## start DATASET RECORDS

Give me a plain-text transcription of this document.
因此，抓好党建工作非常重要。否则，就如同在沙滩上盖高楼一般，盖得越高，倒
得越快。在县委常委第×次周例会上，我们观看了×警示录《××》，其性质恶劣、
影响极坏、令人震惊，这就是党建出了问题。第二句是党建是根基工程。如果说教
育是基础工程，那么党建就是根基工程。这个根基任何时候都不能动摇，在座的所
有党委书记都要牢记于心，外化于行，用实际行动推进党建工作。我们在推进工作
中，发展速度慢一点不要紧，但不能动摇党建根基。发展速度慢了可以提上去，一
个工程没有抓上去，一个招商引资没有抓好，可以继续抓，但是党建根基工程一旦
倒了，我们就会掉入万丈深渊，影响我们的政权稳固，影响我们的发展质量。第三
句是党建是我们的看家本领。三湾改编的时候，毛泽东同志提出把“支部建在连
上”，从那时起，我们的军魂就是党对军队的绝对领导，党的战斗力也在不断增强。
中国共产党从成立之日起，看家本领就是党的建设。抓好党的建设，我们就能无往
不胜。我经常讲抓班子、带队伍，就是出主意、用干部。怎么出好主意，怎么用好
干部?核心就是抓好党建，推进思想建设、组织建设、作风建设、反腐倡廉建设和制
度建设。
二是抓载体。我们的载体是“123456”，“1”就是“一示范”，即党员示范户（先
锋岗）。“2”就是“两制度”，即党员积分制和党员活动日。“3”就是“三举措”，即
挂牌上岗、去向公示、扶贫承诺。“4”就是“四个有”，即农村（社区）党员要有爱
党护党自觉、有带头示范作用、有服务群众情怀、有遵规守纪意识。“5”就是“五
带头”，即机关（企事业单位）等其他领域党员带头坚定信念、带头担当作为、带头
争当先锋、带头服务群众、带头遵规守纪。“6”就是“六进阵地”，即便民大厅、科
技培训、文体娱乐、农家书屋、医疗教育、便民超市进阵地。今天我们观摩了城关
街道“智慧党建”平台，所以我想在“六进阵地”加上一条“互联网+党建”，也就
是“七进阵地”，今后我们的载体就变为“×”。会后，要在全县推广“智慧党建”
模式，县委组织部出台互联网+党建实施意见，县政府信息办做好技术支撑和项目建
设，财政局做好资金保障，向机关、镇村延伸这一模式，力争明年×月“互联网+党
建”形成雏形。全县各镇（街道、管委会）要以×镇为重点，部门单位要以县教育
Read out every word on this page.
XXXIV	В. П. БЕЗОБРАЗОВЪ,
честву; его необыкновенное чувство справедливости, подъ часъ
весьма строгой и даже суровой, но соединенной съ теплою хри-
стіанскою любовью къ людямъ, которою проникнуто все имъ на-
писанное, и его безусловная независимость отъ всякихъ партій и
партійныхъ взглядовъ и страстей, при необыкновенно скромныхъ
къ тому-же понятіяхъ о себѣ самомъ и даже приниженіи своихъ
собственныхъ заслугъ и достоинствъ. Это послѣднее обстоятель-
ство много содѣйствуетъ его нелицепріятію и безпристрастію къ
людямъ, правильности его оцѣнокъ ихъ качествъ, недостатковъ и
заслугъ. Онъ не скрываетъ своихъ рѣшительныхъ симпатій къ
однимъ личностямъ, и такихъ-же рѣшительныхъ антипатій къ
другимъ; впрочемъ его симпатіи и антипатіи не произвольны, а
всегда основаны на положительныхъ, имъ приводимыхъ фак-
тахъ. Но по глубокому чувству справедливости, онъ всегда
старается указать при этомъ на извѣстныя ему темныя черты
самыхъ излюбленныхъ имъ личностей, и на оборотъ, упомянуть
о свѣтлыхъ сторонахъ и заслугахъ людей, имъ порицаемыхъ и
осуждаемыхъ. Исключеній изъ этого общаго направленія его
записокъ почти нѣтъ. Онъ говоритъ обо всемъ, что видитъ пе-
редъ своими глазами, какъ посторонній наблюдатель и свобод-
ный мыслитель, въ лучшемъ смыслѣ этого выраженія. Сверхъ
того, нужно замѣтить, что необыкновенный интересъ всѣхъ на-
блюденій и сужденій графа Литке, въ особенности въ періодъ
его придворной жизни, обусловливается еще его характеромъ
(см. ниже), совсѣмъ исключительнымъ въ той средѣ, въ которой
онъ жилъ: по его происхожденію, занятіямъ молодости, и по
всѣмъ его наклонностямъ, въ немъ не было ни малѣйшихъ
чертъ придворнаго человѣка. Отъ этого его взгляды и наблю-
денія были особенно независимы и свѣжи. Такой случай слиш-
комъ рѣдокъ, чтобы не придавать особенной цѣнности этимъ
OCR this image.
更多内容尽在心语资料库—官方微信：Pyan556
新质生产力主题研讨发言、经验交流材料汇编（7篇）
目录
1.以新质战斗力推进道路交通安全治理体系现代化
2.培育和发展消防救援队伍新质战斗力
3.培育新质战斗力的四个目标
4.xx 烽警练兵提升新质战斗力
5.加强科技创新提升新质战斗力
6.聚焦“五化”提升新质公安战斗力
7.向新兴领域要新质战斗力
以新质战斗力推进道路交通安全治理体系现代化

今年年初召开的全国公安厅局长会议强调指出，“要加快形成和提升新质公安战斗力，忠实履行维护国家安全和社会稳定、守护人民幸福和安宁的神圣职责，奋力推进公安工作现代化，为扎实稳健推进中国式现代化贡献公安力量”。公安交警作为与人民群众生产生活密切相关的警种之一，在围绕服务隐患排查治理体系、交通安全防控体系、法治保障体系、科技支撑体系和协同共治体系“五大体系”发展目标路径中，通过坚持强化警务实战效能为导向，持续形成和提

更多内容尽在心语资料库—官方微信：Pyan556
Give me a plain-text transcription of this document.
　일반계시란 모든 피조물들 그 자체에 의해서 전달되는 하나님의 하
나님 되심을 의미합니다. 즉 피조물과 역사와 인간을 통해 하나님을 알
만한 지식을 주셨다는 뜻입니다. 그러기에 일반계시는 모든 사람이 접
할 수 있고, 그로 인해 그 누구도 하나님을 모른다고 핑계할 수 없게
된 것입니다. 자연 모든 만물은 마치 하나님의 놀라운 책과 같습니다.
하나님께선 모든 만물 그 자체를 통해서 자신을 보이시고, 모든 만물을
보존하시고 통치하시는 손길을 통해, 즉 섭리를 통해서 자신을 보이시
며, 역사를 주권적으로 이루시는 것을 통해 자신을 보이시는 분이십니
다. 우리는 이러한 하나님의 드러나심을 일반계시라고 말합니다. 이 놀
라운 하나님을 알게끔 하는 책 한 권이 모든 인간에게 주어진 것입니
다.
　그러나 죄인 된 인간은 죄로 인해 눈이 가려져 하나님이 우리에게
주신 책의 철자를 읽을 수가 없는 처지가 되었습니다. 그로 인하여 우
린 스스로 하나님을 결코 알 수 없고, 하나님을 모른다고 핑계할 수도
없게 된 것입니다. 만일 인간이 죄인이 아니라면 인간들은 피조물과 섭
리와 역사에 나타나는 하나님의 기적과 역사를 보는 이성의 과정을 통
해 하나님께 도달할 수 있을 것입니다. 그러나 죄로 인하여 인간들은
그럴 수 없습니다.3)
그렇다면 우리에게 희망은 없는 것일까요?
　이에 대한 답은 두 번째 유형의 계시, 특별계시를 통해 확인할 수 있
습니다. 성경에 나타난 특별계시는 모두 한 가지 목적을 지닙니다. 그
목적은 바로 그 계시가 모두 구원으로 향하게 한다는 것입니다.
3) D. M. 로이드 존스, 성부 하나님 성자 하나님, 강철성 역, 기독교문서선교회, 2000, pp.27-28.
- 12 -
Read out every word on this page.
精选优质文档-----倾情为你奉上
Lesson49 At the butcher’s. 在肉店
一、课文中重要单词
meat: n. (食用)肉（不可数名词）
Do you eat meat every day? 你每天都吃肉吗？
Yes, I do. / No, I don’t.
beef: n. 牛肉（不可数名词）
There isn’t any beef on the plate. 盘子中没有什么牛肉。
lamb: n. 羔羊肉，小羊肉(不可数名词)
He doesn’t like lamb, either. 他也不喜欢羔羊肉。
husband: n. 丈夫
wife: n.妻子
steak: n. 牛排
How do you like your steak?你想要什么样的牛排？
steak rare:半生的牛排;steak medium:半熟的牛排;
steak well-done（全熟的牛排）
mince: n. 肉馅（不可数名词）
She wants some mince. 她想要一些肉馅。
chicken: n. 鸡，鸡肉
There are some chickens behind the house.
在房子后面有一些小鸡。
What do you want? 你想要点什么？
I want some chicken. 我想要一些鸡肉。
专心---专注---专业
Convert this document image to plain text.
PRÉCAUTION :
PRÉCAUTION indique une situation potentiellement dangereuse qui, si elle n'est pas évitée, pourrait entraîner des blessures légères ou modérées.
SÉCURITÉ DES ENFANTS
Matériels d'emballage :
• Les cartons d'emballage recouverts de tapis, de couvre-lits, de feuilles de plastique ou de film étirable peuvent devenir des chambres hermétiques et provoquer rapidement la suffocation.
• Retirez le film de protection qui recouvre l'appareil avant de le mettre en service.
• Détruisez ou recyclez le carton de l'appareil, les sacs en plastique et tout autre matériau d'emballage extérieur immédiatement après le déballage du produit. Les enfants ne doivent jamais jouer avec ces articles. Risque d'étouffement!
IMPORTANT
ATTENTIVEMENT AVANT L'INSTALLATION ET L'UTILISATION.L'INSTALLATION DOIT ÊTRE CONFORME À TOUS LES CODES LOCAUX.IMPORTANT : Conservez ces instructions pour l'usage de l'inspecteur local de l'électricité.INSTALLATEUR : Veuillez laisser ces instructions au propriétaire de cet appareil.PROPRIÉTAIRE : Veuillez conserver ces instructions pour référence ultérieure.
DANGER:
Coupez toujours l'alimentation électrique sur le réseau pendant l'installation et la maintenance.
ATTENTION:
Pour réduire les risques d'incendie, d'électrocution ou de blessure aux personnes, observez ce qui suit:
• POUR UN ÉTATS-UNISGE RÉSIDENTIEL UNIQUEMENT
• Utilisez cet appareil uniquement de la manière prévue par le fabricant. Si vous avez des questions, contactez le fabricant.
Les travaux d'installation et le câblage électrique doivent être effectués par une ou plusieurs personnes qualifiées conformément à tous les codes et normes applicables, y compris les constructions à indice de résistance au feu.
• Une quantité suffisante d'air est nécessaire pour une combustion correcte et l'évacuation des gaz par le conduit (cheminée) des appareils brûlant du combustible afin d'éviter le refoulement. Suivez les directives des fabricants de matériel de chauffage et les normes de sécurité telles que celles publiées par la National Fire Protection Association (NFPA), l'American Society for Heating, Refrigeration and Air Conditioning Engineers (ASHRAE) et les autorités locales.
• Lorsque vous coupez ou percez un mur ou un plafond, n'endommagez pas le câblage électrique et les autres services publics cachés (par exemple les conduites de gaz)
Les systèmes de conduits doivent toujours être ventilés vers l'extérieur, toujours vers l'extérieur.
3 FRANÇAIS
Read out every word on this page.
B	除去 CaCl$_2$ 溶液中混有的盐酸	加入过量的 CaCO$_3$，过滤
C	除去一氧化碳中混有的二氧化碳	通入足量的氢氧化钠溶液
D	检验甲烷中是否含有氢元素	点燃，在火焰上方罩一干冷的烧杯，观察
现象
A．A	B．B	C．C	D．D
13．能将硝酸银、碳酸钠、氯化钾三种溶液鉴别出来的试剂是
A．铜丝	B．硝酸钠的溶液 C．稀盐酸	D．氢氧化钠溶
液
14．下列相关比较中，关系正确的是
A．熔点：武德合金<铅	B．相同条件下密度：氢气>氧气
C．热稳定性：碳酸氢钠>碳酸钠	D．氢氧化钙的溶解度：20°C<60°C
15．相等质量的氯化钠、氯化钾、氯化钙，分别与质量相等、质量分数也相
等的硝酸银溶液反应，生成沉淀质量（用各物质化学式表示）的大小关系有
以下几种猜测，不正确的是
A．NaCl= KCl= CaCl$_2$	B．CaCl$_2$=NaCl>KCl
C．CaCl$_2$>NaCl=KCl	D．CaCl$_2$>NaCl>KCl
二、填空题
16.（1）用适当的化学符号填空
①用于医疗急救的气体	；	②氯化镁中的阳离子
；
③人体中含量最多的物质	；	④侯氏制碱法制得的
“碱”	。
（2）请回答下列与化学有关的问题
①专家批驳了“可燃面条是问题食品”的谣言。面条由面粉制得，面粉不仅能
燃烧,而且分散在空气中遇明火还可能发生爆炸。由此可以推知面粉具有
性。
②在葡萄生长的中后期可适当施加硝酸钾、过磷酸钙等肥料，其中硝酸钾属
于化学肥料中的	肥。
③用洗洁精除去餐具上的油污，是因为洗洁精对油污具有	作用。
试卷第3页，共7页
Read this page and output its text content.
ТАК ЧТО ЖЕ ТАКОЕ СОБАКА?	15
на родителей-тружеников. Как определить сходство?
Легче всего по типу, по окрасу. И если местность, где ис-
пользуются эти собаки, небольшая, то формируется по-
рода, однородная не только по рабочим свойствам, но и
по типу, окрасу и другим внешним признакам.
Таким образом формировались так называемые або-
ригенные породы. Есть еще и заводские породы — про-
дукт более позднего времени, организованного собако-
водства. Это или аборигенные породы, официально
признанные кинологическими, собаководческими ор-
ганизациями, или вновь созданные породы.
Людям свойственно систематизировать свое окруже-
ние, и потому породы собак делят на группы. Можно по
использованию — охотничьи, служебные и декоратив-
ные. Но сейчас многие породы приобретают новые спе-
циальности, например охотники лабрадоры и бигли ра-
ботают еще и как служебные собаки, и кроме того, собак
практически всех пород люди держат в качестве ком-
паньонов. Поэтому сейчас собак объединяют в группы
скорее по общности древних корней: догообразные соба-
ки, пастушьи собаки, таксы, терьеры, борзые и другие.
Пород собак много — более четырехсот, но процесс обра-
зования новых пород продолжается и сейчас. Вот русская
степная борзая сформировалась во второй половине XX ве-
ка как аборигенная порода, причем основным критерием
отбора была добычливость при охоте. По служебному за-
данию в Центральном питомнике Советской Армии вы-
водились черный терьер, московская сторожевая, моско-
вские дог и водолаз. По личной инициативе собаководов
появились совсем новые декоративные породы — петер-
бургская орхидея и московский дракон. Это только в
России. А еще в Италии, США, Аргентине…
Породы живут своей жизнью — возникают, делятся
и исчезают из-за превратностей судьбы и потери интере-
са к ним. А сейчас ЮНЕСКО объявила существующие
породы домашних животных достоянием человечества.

## end DATASET RECORDS

AIM OF THE TASK:
Identify each line holding the string "типу", and copy it out.

WRITTEN ANSWER:
Легче всего по типу, по окрасу. И если местность, где ис-
по типу, окрасу и другим внешним признакам.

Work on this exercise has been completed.